<<<<

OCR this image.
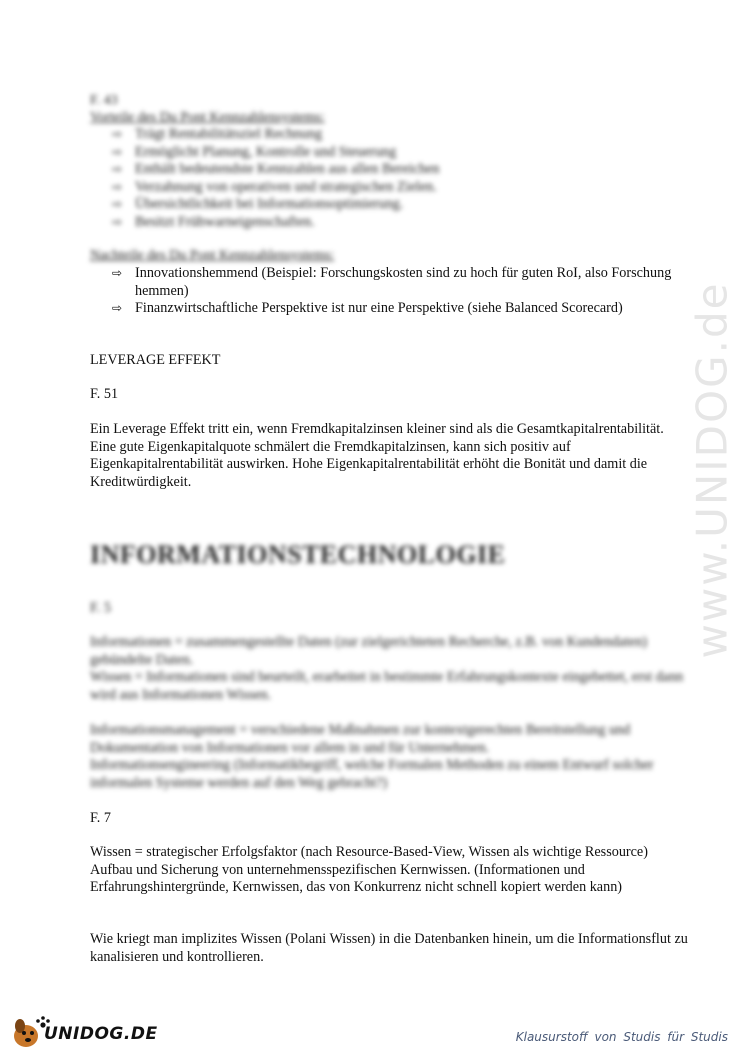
F. 43
Vorteile des Du Pont Kennzahlensystems:
⇨ Trägt Rentabilitätsziel Rechnung
⇨ Ermöglicht Planung, Kontrolle und Steuerung
⇨ Enthält bedeutendste Kennzahlen aus allen Bereichen
⇨ Verzahnung von operativen und strategischen Zielen.
⇨ Übersichtlichkeit bei Informationsoptimierung.
⇨ Besitzt Frühwarneigenschaften.
Nachteile des Du Pont Kennzahlensystems:
⇨ Innovationshemmend (Beispiel: Forschungskosten sind zu hoch für guten RoI, also Forschung hemmen)
⇨ Finanzwirtschaftliche Perspektive ist nur eine Perspektive (siehe Balanced Scorecard)
LEVERAGE EFFEKT
F. 51

Ein Leverage Effekt tritt ein, wenn Fremdkapitalzinsen kleiner sind als die Gesamtkapitalrentabilität.

Eine gute Eigenkapitalquote schmälert die Fremdkapitalzinsen, kann sich positiv auf Eigenkapitalrentabilität auswirken. Hohe Eigenkapitalrentabilität erhöht die Bonität und damit die Kreditwürdigkeit.

INFORMATIONSTECHNOLOGIE
F. 5

Informationen = zusammengestellte Daten (zur zielgerichteten Recherche, z.B. von Kundendaten) gebündelte Daten.

Wissen = Informationen sind beurteilt, erarbeitet in bestimmte Erfahrungskontexte eingebettet, erst dann wird aus Informationen Wissen.

Informationsmanagement = verschiedene Maßnahmen zur kontextgerechten Bereitstellung und Dokumentation von Informationen vor allem in und für Unternehmen.

Informationsengineering (Informatikbegriff, welche Formalen Methoden zu einem Entwurf solcher informalen Systeme werden auf den Weg gebracht?)

F. 7

Wissen = strategischer Erfolgsfaktor (nach Resource-Based-View, Wissen als wichtige Ressource)

Aufbau und Sicherung von unternehmensspezifischen Kernwissen. (Informationen und Erfahrungshintergründe, Kernwissen, das von Konkurrenz nicht schnell kopiert werden kann)

Wie kriegt man implizites Wissen (Polani Wissen) in die Datenbanken hinein, um die Informationsflut zu kanalisieren und kontrollieren.

www.UNIDOG.de
UNIDOG.DE	Klausurstoff von Studis für Studis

>>>>

Task details:
Quote the material word for word, dropping any images it holds.

Solution for this problem:
OCR this image.
F. 43
Vorteile des Du Pont Kennzahlensystems:
⇨ Trägt Rentabilitätsziel Rechnung
⇨ Ermöglicht Planung, Kontrolle und Steuerung
⇨ Enthält bedeutendste Kennzahlen aus allen Bereichen
⇨ Verzahnung von operativen und strategischen Zielen.
⇨ Übersichtlichkeit bei Informationsoptimierung.
⇨ Besitzt Frühwarneigenschaften.
Nachteile des Du Pont Kennzahlensystems:
⇨ Innovationshemmend (Beispiel: Forschungskosten sind zu hoch für guten RoI, also Forschung hemmen)
⇨ Finanzwirtschaftliche Perspektive ist nur eine Perspektive (siehe Balanced Scorecard)
LEVERAGE EFFEKT
F. 51

Ein Leverage Effekt tritt ein, wenn Fremdkapitalzinsen kleiner sind als die Gesamtkapitalrentabilität.

Eine gute Eigenkapitalquote schmälert die Fremdkapitalzinsen, kann sich positiv auf Eigenkapitalrentabilität auswirken. Hohe Eigenkapitalrentabilität erhöht die Bonität und damit die Kreditwürdigkeit.

INFORMATIONSTECHNOLOGIE
F. 5

Informationen = zusammengestellte Daten (zur zielgerichteten Recherche, z.B. von Kundendaten) gebündelte Daten.

Wissen = Informationen sind beurteilt, erarbeitet in bestimmte Erfahrungskontexte eingebettet, erst dann wird aus Informationen Wissen.

Informationsmanagement = verschiedene Maßnahmen zur kontextgerechten Bereitstellung und Dokumentation von Informationen vor allem in und für Unternehmen.

Informationsengineering (Informatikbegriff, welche Formalen Methoden zu einem Entwurf solcher informalen Systeme werden auf den Weg gebracht?)

F. 7

Wissen = strategischer Erfolgsfaktor (nach Resource-Based-View, Wissen als wichtige Ressource)

Aufbau und Sicherung von unternehmensspezifischen Kernwissen. (Informationen und Erfahrungshintergründe, Kernwissen, das von Konkurrenz nicht schnell kopiert werden kann)

Wie kriegt man implizites Wissen (Polani Wissen) in die Datenbanken hinein, um die Informationsflut zu kanalisieren und kontrollieren.

www.UNIDOG.de
UNIDOG.DE	Klausurstoff von Studis für Studis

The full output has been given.